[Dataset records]
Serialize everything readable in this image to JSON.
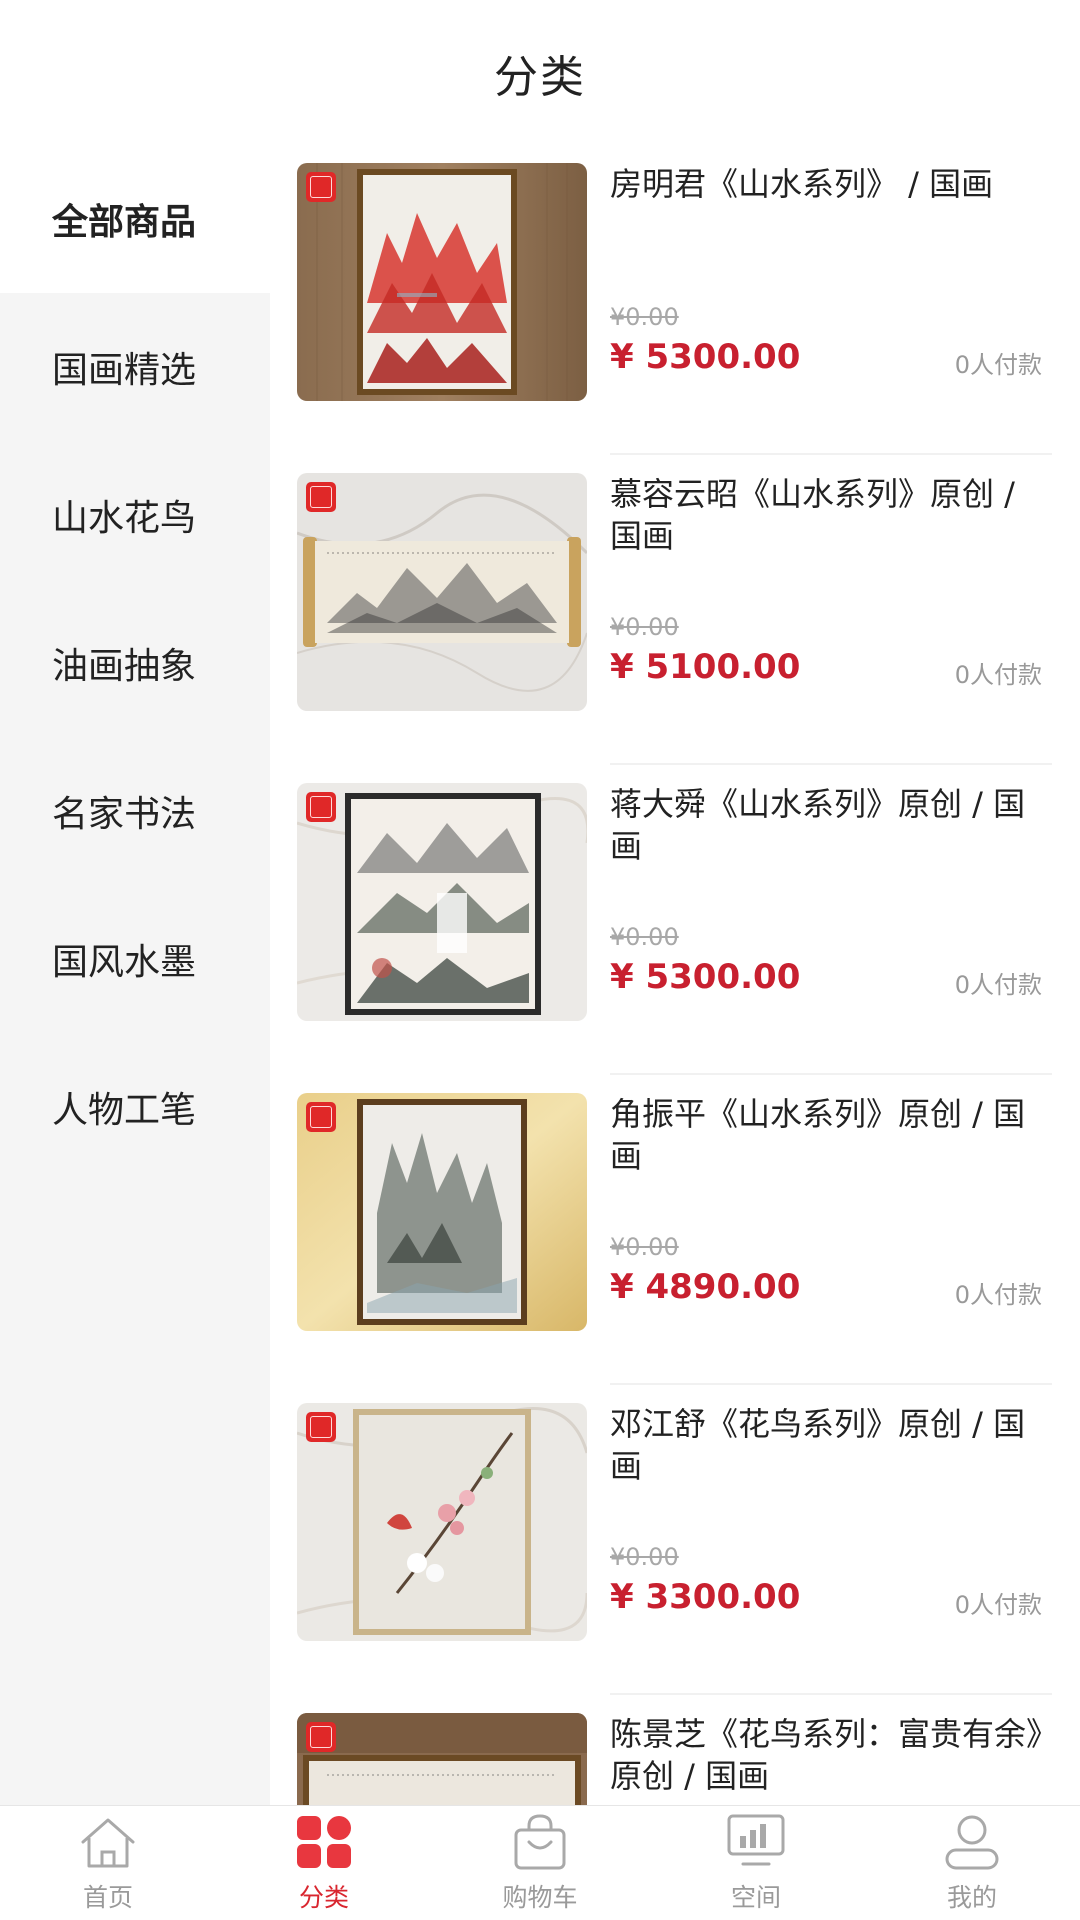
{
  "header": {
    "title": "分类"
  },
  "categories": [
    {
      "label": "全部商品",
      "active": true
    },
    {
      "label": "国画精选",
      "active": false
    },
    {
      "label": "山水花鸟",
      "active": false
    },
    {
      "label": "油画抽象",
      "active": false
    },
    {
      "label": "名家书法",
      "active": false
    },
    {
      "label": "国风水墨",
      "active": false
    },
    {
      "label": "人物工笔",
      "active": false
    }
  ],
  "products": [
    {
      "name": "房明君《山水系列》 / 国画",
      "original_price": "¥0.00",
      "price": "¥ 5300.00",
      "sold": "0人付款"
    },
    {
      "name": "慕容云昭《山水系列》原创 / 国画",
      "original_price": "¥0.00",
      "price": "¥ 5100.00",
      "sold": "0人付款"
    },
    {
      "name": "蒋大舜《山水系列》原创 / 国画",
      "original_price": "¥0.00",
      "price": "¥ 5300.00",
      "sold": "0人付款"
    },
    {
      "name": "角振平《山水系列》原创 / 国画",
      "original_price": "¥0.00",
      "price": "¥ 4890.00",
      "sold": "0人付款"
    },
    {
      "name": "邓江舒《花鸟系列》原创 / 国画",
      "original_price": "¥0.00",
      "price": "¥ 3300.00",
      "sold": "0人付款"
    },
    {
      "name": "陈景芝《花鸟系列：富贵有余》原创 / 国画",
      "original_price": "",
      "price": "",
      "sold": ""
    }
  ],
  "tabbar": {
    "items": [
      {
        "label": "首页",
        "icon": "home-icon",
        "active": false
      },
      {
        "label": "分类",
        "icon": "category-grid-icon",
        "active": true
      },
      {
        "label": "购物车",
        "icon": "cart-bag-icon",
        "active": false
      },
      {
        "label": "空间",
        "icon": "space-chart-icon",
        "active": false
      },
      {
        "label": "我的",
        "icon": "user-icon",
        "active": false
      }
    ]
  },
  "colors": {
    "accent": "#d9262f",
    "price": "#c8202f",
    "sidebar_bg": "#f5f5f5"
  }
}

What the task requires = Look above for lines with the word "花鸟系列" and copy them all.

Written solution =
      "name": "邓江舒《花鸟系列》原创 / 国画",
      "name": "陈景芝《花鸟系列：富贵有余》原创 / 国画",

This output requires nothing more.